§ WHAT IS BEING ASKED:
Identify the lines that include the word "pastor", then copy all of them.

§ TASK INPUTS:
******************************
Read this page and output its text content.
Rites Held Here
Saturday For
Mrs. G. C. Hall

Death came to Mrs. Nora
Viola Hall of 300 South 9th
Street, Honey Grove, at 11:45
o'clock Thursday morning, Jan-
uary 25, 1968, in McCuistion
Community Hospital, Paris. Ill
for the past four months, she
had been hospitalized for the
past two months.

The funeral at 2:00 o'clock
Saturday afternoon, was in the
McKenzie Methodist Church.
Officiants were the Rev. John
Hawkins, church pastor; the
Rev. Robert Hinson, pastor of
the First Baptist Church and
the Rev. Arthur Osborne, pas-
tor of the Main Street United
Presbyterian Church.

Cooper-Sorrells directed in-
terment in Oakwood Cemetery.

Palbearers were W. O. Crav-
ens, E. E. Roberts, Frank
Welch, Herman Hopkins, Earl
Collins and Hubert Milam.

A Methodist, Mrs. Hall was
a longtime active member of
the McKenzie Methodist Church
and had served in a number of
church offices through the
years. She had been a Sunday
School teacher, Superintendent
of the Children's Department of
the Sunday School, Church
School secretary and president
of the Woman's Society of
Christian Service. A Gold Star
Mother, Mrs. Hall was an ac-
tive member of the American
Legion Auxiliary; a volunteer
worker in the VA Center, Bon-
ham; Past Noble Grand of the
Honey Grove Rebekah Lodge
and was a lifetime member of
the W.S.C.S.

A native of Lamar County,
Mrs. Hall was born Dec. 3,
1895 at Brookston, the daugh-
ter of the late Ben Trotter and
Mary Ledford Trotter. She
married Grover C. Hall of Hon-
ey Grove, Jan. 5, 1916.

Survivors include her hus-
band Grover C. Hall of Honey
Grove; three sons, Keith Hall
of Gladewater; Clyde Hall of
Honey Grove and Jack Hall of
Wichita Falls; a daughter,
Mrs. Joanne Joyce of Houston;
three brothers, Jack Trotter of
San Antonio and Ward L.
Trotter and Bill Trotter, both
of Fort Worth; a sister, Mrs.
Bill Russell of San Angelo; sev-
******************************
§ SOLUTION TO THIS PROBLEM:
Hawkins, church pastor; the
Rev. Robert Hinson, pastor of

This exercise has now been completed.